§ **WHAT NEEDS TO BE DONE**
Find the lines of data that contain the string "shown", then list them.

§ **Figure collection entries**
— Begin —

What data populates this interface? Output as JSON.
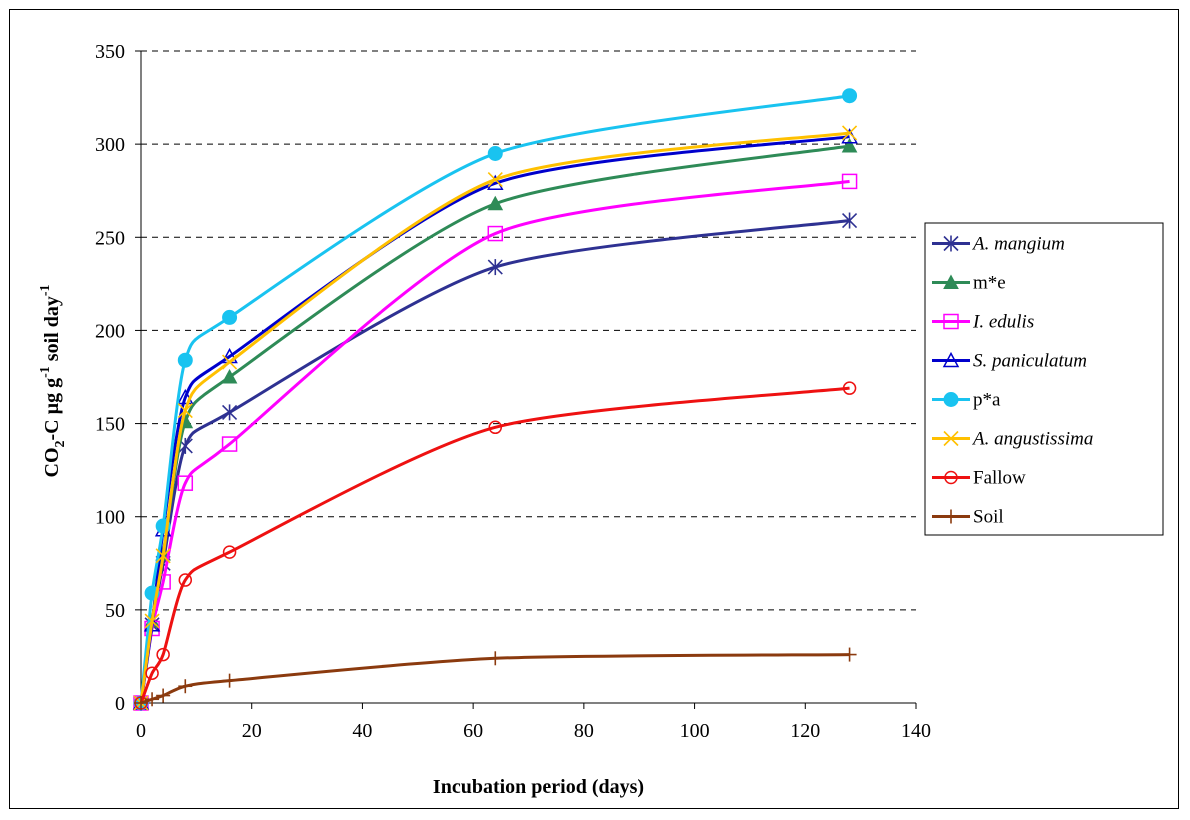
{
  "chart_data": {
    "type": "line",
    "xlabel": "Incubation period (days)",
    "ylabel": {
      "parts": [
        "CO",
        "2",
        "-C µg g",
        "-1",
        " soil day",
        "-1"
      ]
    },
    "xlim": [
      0,
      140
    ],
    "ylim": [
      0,
      350
    ],
    "x_ticks": [
      0,
      20,
      40,
      60,
      80,
      100,
      120,
      140
    ],
    "y_ticks": [
      0,
      50,
      100,
      150,
      200,
      250,
      300,
      350
    ],
    "grid": "horizontal dashed",
    "legend_position": "right",
    "x": [
      0,
      2,
      4,
      8,
      16,
      64,
      128
    ],
    "series": [
      {
        "name": "A. mangium",
        "italic": true,
        "color": "#2E3192",
        "marker": "asterisk",
        "values": [
          0,
          42,
          75,
          138,
          156,
          234,
          259
        ]
      },
      {
        "name": "m*e",
        "italic": false,
        "color": "#2E8B57",
        "marker": "triangle-filled",
        "values": [
          0,
          44,
          80,
          151,
          175,
          268,
          299
        ]
      },
      {
        "name": "I. edulis",
        "italic": true,
        "color": "#FF00FF",
        "marker": "square-open",
        "values": [
          0,
          40,
          65,
          118,
          139,
          252,
          280
        ]
      },
      {
        "name": "S. paniculatum",
        "italic": true,
        "color": "#0000CC",
        "marker": "triangle-open",
        "values": [
          0,
          42,
          93,
          164,
          186,
          279,
          304
        ]
      },
      {
        "name": "p*a",
        "italic": false,
        "color": "#19C3F0",
        "marker": "circle-filled",
        "values": [
          0,
          59,
          95,
          184,
          207,
          295,
          326
        ]
      },
      {
        "name": "A. angustissima",
        "italic": true,
        "color": "#FFC000",
        "marker": "x",
        "values": [
          0,
          44,
          79,
          157,
          183,
          281,
          306
        ]
      },
      {
        "name": "Fallow",
        "italic": false,
        "color": "#EE1111",
        "marker": "circle-open",
        "values": [
          0,
          16,
          26,
          66,
          81,
          148,
          169
        ]
      },
      {
        "name": "Soil",
        "italic": false,
        "color": "#8B3A0E",
        "marker": "plus",
        "values": [
          0,
          2,
          4,
          9,
          12,
          24,
          26
        ]
      }
    ]
  }
}
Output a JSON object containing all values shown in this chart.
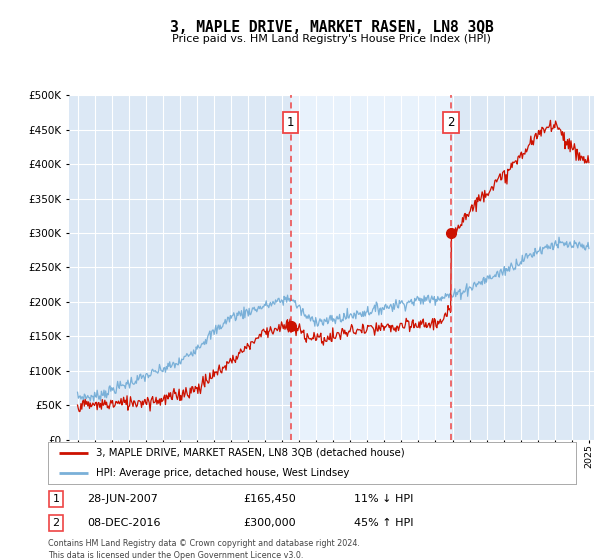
{
  "title": "3, MAPLE DRIVE, MARKET RASEN, LN8 3QB",
  "subtitle": "Price paid vs. HM Land Registry's House Price Index (HPI)",
  "bg_color": "#dce8f5",
  "bg_color_outer": "#dce8f5",
  "shaded_color": "#e8f2fc",
  "legend_entry1": "3, MAPLE DRIVE, MARKET RASEN, LN8 3QB (detached house)",
  "legend_entry2": "HPI: Average price, detached house, West Lindsey",
  "sale1_date": "28-JUN-2007",
  "sale1_price": "£165,450",
  "sale1_hpi": "11% ↓ HPI",
  "sale1_year": 2007.5,
  "sale1_price_val": 165450,
  "sale2_date": "08-DEC-2016",
  "sale2_price": "£300,000",
  "sale2_hpi": "45% ↑ HPI",
  "sale2_year": 2016.92,
  "sale2_price_val": 300000,
  "footer": "Contains HM Land Registry data © Crown copyright and database right 2024.\nThis data is licensed under the Open Government Licence v3.0.",
  "hpi_color": "#7ab0d8",
  "price_color": "#cc1100",
  "dashed_color": "#ee4444",
  "ylim_max": 500000,
  "ylim_min": 0,
  "xmin": 1995,
  "xmax": 2025
}
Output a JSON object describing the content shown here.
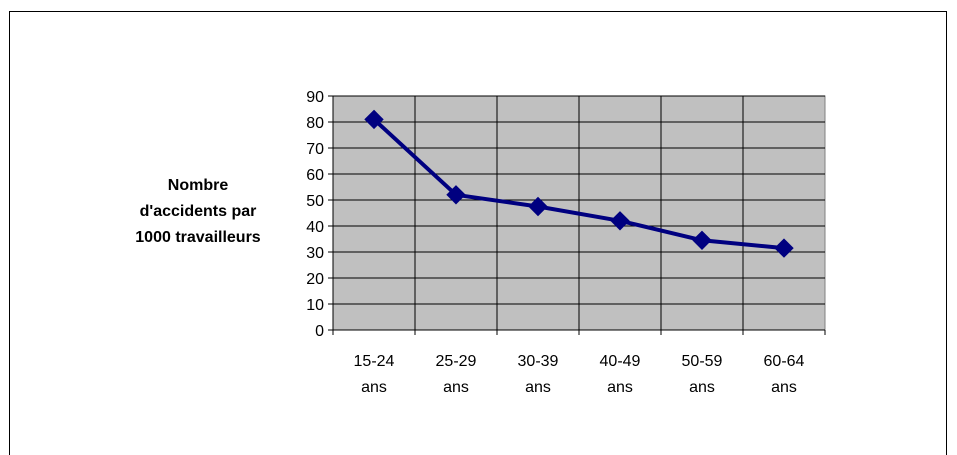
{
  "chart_data": {
    "type": "line",
    "title": "",
    "xlabel": "",
    "ylabel_lines": [
      "Nombre",
      "d'accidents par",
      "1000 travailleurs"
    ],
    "categories": [
      [
        "15-24",
        "ans"
      ],
      [
        "25-29",
        "ans"
      ],
      [
        "30-39",
        "ans"
      ],
      [
        "40-49",
        "ans"
      ],
      [
        "50-59",
        "ans"
      ],
      [
        "60-64",
        "ans"
      ]
    ],
    "values": [
      81,
      52,
      47.5,
      42,
      34.5,
      31.5
    ],
    "ylim": [
      0,
      90
    ],
    "yticks": [
      "0",
      "10",
      "20",
      "30",
      "40",
      "50",
      "60",
      "70",
      "80",
      "90"
    ],
    "grid": true,
    "plot_background": "#C0C0C0",
    "line_color": "#000080",
    "marker": "diamond"
  }
}
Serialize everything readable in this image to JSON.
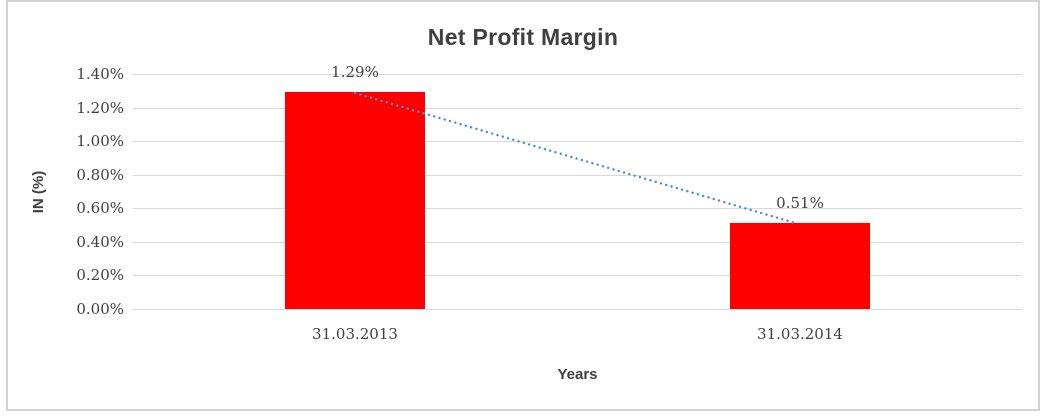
{
  "chart_data": {
    "type": "bar",
    "title": "Net Profit Margin",
    "xlabel": "Years",
    "ylabel": "IN (%)",
    "categories": [
      "31.03.2013",
      "31.03.2014"
    ],
    "values": [
      1.29,
      0.51
    ],
    "data_labels": [
      "1.29%",
      "0.51%"
    ],
    "y_ticks": [
      "1.40%",
      "1.20%",
      "1.00%",
      "0.80%",
      "0.60%",
      "0.40%",
      "0.20%",
      "0.00%"
    ],
    "ylim": [
      0,
      1.4
    ],
    "grid": true,
    "legend": "none",
    "trendline": {
      "type": "linear",
      "style": "dotted-round",
      "from": "31.03.2013",
      "to": "31.03.2014"
    },
    "colors": {
      "bar": "#ff0000",
      "gridline": "#d9d9d9",
      "text": "#404040",
      "trendline": "#4f8fd0",
      "frame_border": "#d2d2d2",
      "background": "#ffffff"
    }
  }
}
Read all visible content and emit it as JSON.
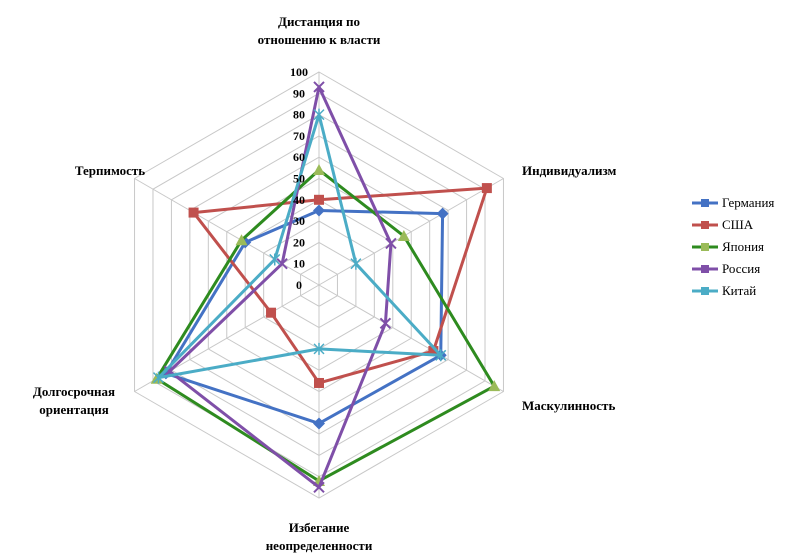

— End —

§ **RIGHT ANSWER**
Output a JSON object containing all values shown in this chart.
Output a JSON object describing the content shown here.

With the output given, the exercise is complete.